Dataset items
▬▬▬▬▬▬▬▬▬▬

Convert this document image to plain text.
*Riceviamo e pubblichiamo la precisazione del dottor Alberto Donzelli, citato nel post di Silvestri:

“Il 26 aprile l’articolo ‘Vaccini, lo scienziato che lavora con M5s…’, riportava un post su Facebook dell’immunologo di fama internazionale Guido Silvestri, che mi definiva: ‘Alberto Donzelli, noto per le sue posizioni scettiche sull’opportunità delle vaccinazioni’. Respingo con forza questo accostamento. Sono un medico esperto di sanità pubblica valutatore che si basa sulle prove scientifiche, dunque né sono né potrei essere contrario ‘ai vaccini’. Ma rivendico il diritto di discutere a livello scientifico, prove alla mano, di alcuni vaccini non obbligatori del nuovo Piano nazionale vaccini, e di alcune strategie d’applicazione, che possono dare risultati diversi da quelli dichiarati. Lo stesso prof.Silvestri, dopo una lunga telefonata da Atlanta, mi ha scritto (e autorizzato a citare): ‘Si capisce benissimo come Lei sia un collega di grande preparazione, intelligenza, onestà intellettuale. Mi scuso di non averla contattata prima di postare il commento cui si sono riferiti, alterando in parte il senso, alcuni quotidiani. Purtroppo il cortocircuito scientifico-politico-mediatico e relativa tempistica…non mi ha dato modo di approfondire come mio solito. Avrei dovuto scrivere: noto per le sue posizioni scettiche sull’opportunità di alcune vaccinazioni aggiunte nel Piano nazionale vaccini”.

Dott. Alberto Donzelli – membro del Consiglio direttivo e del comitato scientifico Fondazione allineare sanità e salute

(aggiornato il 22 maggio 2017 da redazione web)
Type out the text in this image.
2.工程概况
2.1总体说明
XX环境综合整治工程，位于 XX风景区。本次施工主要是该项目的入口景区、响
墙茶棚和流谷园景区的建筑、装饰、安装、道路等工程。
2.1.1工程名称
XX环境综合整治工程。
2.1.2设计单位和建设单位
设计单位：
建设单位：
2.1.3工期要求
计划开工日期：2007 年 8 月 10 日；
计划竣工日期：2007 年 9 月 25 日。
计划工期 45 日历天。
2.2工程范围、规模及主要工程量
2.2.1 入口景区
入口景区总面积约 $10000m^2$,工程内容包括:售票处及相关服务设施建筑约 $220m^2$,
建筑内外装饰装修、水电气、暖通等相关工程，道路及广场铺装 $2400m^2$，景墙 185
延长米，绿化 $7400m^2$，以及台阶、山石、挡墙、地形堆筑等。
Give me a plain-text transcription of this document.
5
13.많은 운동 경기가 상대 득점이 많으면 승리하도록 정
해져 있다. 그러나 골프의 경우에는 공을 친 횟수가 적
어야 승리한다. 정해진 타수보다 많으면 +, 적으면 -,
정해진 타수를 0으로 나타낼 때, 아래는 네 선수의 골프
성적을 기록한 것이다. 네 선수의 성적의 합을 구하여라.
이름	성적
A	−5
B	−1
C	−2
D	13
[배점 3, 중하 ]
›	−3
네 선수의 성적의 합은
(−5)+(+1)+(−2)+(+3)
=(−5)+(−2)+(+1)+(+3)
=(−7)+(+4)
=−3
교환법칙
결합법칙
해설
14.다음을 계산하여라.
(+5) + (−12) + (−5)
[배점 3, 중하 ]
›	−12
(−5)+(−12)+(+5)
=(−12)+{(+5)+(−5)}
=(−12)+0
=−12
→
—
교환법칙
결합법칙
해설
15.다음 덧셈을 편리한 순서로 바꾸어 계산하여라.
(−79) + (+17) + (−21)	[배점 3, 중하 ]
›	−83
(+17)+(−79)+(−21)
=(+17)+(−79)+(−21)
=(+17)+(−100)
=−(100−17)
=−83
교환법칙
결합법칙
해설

▬▬▬▬▬▬▬▬▬▬

Copy each entry exactly, with nothing added or dropped.

#### Complete output:
Convert this document image to plain text.
*Riceviamo e pubblichiamo la precisazione del dottor Alberto Donzelli, citato nel post di Silvestri:

“Il 26 aprile l’articolo ‘Vaccini, lo scienziato che lavora con M5s…’, riportava un post su Facebook dell’immunologo di fama internazionale Guido Silvestri, che mi definiva: ‘Alberto Donzelli, noto per le sue posizioni scettiche sull’opportunità delle vaccinazioni’. Respingo con forza questo accostamento. Sono un medico esperto di sanità pubblica valutatore che si basa sulle prove scientifiche, dunque né sono né potrei essere contrario ‘ai vaccini’. Ma rivendico il diritto di discutere a livello scientifico, prove alla mano, di alcuni vaccini non obbligatori del nuovo Piano nazionale vaccini, e di alcune strategie d’applicazione, che possono dare risultati diversi da quelli dichiarati. Lo stesso prof.Silvestri, dopo una lunga telefonata da Atlanta, mi ha scritto (e autorizzato a citare): ‘Si capisce benissimo come Lei sia un collega di grande preparazione, intelligenza, onestà intellettuale. Mi scuso di non averla contattata prima di postare il commento cui si sono riferiti, alterando in parte il senso, alcuni quotidiani. Purtroppo il cortocircuito scientifico-politico-mediatico e relativa tempistica…non mi ha dato modo di approfondire come mio solito. Avrei dovuto scrivere: noto per le sue posizioni scettiche sull’opportunità di alcune vaccinazioni aggiunte nel Piano nazionale vaccini”.

Dott. Alberto Donzelli – membro del Consiglio direttivo e del comitato scientifico Fondazione allineare sanità e salute

(aggiornato il 22 maggio 2017 da redazione web)
Type out the text in this image.
2.工程概况
2.1总体说明
XX环境综合整治工程，位于 XX风景区。本次施工主要是该项目的入口景区、响
墙茶棚和流谷园景区的建筑、装饰、安装、道路等工程。
2.1.1工程名称
XX环境综合整治工程。
2.1.2设计单位和建设单位
设计单位：
建设单位：
2.1.3工期要求
计划开工日期：2007 年 8 月 10 日；
计划竣工日期：2007 年 9 月 25 日。
计划工期 45 日历天。
2.2工程范围、规模及主要工程量
2.2.1 入口景区
入口景区总面积约 $10000m^2$,工程内容包括:售票处及相关服务设施建筑约 $220m^2$,
建筑内外装饰装修、水电气、暖通等相关工程，道路及广场铺装 $2400m^2$，景墙 185
延长米，绿化 $7400m^2$，以及台阶、山石、挡墙、地形堆筑等。
Give me a plain-text transcription of this document.
5
13.많은 운동 경기가 상대 득점이 많으면 승리하도록 정
해져 있다. 그러나 골프의 경우에는 공을 친 횟수가 적
어야 승리한다. 정해진 타수보다 많으면 +, 적으면 -,
정해진 타수를 0으로 나타낼 때, 아래는 네 선수의 골프
성적을 기록한 것이다. 네 선수의 성적의 합을 구하여라.
이름	성적
A	−5
B	−1
C	−2
D	13
[배점 3, 중하 ]
›	−3
네 선수의 성적의 합은
(−5)+(+1)+(−2)+(+3)
=(−5)+(−2)+(+1)+(+3)
=(−7)+(+4)
=−3
교환법칙
결합법칙
해설
14.다음을 계산하여라.
(+5) + (−12) + (−5)
[배점 3, 중하 ]
›	−12
(−5)+(−12)+(+5)
=(−12)+{(+5)+(−5)}
=(−12)+0
=−12
→
—
교환법칙
결합법칙
해설
15.다음 덧셈을 편리한 순서로 바꾸어 계산하여라.
(−79) + (+17) + (−21)	[배점 3, 중하 ]
›	−83
(+17)+(−79)+(−21)
=(+17)+(−79)+(−21)
=(+17)+(−100)
=−(100−17)
=−83
교환법칙
결합법칙
해설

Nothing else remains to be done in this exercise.